**Given exercise:**
Every entry must be copied word for word.

**Given data:**

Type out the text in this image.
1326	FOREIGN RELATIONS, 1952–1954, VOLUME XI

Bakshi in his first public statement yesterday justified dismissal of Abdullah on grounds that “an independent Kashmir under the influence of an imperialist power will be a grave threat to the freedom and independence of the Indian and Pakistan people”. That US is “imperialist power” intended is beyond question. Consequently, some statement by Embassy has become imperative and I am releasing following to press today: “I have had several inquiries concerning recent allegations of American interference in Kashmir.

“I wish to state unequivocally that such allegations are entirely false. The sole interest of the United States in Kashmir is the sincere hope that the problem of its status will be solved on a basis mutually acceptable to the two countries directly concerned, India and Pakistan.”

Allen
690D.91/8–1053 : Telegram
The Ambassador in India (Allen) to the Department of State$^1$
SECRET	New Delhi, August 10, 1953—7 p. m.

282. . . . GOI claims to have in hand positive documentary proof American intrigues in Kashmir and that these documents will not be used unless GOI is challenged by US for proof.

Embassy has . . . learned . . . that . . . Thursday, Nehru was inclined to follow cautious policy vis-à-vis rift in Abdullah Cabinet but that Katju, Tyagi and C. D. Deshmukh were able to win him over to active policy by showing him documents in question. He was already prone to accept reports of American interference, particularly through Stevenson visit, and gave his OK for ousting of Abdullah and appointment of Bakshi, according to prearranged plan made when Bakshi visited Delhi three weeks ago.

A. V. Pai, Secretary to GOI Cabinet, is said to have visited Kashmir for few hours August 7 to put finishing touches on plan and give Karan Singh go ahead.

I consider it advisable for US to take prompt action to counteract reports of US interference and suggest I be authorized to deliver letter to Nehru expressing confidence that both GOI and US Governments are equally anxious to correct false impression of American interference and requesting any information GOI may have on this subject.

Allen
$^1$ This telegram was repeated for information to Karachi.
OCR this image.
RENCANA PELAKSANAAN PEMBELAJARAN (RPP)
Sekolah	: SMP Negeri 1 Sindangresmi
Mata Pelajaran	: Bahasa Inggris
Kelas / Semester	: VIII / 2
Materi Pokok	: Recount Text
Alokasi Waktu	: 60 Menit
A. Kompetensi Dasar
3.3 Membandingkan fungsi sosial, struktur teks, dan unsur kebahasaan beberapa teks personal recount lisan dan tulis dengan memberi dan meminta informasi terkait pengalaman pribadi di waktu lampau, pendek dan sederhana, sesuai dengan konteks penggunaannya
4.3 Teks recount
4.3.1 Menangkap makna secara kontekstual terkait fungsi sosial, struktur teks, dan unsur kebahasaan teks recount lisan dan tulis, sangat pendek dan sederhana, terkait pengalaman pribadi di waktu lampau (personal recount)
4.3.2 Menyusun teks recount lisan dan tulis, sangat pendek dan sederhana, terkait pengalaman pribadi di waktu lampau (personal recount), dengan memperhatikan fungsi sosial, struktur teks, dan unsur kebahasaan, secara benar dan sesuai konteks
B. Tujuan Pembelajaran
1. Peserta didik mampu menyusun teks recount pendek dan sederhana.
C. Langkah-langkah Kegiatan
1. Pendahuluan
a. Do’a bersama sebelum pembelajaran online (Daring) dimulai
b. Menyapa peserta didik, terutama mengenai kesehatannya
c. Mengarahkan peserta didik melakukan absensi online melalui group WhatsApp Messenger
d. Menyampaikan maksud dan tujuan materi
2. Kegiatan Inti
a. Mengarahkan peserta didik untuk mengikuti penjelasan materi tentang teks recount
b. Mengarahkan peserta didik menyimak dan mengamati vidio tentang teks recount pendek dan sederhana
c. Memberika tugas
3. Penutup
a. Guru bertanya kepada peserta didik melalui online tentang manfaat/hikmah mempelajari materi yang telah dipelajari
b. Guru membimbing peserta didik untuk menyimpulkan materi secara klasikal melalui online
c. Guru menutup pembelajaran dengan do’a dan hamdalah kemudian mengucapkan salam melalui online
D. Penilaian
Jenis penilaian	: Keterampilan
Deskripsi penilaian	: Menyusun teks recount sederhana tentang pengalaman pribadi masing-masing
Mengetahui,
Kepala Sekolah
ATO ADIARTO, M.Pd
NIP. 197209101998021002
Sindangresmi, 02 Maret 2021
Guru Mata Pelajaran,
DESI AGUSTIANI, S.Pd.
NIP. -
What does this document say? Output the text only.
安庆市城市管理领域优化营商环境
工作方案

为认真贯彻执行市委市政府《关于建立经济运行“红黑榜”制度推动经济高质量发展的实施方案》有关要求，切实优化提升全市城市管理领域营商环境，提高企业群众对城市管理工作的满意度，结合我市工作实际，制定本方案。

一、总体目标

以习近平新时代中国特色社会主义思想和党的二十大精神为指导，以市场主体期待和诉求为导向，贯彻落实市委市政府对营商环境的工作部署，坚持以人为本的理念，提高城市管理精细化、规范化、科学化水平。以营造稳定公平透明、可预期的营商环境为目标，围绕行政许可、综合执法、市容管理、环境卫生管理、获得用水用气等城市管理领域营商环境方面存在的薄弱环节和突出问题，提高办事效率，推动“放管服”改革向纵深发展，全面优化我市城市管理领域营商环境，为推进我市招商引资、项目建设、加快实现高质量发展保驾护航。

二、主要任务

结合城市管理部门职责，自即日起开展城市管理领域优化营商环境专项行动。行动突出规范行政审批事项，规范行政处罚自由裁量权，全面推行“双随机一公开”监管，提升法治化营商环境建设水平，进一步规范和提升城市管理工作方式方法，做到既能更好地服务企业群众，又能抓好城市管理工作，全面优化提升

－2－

**Response to this exercise:**
Type out the text in this image.
1326	FOREIGN RELATIONS, 1952–1954, VOLUME XI

Bakshi in his first public statement yesterday justified dismissal of Abdullah on grounds that “an independent Kashmir under the influence of an imperialist power will be a grave threat to the freedom and independence of the Indian and Pakistan people”. That US is “imperialist power” intended is beyond question. Consequently, some statement by Embassy has become imperative and I am releasing following to press today: “I have had several inquiries concerning recent allegations of American interference in Kashmir.

“I wish to state unequivocally that such allegations are entirely false. The sole interest of the United States in Kashmir is the sincere hope that the problem of its status will be solved on a basis mutually acceptable to the two countries directly concerned, India and Pakistan.”

Allen
690D.91/8–1053 : Telegram
The Ambassador in India (Allen) to the Department of State$^1$
SECRET	New Delhi, August 10, 1953—7 p. m.

282. . . . GOI claims to have in hand positive documentary proof American intrigues in Kashmir and that these documents will not be used unless GOI is challenged by US for proof.

Embassy has . . . learned . . . that . . . Thursday, Nehru was inclined to follow cautious policy vis-à-vis rift in Abdullah Cabinet but that Katju, Tyagi and C. D. Deshmukh were able to win him over to active policy by showing him documents in question. He was already prone to accept reports of American interference, particularly through Stevenson visit, and gave his OK for ousting of Abdullah and appointment of Bakshi, according to prearranged plan made when Bakshi visited Delhi three weeks ago.

A. V. Pai, Secretary to GOI Cabinet, is said to have visited Kashmir for few hours August 7 to put finishing touches on plan and give Karan Singh go ahead.

I consider it advisable for US to take prompt action to counteract reports of US interference and suggest I be authorized to deliver letter to Nehru expressing confidence that both GOI and US Governments are equally anxious to correct false impression of American interference and requesting any information GOI may have on this subject.

Allen
$^1$ This telegram was repeated for information to Karachi.
OCR this image.
RENCANA PELAKSANAAN PEMBELAJARAN (RPP)
Sekolah	: SMP Negeri 1 Sindangresmi
Mata Pelajaran	: Bahasa Inggris
Kelas / Semester	: VIII / 2
Materi Pokok	: Recount Text
Alokasi Waktu	: 60 Menit
A. Kompetensi Dasar
3.3 Membandingkan fungsi sosial, struktur teks, dan unsur kebahasaan beberapa teks personal recount lisan dan tulis dengan memberi dan meminta informasi terkait pengalaman pribadi di waktu lampau, pendek dan sederhana, sesuai dengan konteks penggunaannya
4.3 Teks recount
4.3.1 Menangkap makna secara kontekstual terkait fungsi sosial, struktur teks, dan unsur kebahasaan teks recount lisan dan tulis, sangat pendek dan sederhana, terkait pengalaman pribadi di waktu lampau (personal recount)
4.3.2 Menyusun teks recount lisan dan tulis, sangat pendek dan sederhana, terkait pengalaman pribadi di waktu lampau (personal recount), dengan memperhatikan fungsi sosial, struktur teks, dan unsur kebahasaan, secara benar dan sesuai konteks
B. Tujuan Pembelajaran
1. Peserta didik mampu menyusun teks recount pendek dan sederhana.
C. Langkah-langkah Kegiatan
1. Pendahuluan
a. Do’a bersama sebelum pembelajaran online (Daring) dimulai
b. Menyapa peserta didik, terutama mengenai kesehatannya
c. Mengarahkan peserta didik melakukan absensi online melalui group WhatsApp Messenger
d. Menyampaikan maksud dan tujuan materi
2. Kegiatan Inti
a. Mengarahkan peserta didik untuk mengikuti penjelasan materi tentang teks recount
b. Mengarahkan peserta didik menyimak dan mengamati vidio tentang teks recount pendek dan sederhana
c. Memberika tugas
3. Penutup
a. Guru bertanya kepada peserta didik melalui online tentang manfaat/hikmah mempelajari materi yang telah dipelajari
b. Guru membimbing peserta didik untuk menyimpulkan materi secara klasikal melalui online
c. Guru menutup pembelajaran dengan do’a dan hamdalah kemudian mengucapkan salam melalui online
D. Penilaian
Jenis penilaian	: Keterampilan
Deskripsi penilaian	: Menyusun teks recount sederhana tentang pengalaman pribadi masing-masing
Mengetahui,
Kepala Sekolah
ATO ADIARTO, M.Pd
NIP. 197209101998021002
Sindangresmi, 02 Maret 2021
Guru Mata Pelajaran,
DESI AGUSTIANI, S.Pd.
NIP. -
What does this document say? Output the text only.
安庆市城市管理领域优化营商环境
工作方案

为认真贯彻执行市委市政府《关于建立经济运行“红黑榜”制度推动经济高质量发展的实施方案》有关要求，切实优化提升全市城市管理领域营商环境，提高企业群众对城市管理工作的满意度，结合我市工作实际，制定本方案。

一、总体目标

以习近平新时代中国特色社会主义思想和党的二十大精神为指导，以市场主体期待和诉求为导向，贯彻落实市委市政府对营商环境的工作部署，坚持以人为本的理念，提高城市管理精细化、规范化、科学化水平。以营造稳定公平透明、可预期的营商环境为目标，围绕行政许可、综合执法、市容管理、环境卫生管理、获得用水用气等城市管理领域营商环境方面存在的薄弱环节和突出问题，提高办事效率，推动“放管服”改革向纵深发展，全面优化我市城市管理领域营商环境，为推进我市招商引资、项目建设、加快实现高质量发展保驾护航。

二、主要任务

结合城市管理部门职责，自即日起开展城市管理领域优化营商环境专项行动。行动突出规范行政审批事项，规范行政处罚自由裁量权，全面推行“双随机一公开”监管，提升法治化营商环境建设水平，进一步规范和提升城市管理工作方式方法，做到既能更好地服务企业群众，又能抓好城市管理工作，全面优化提升

－2－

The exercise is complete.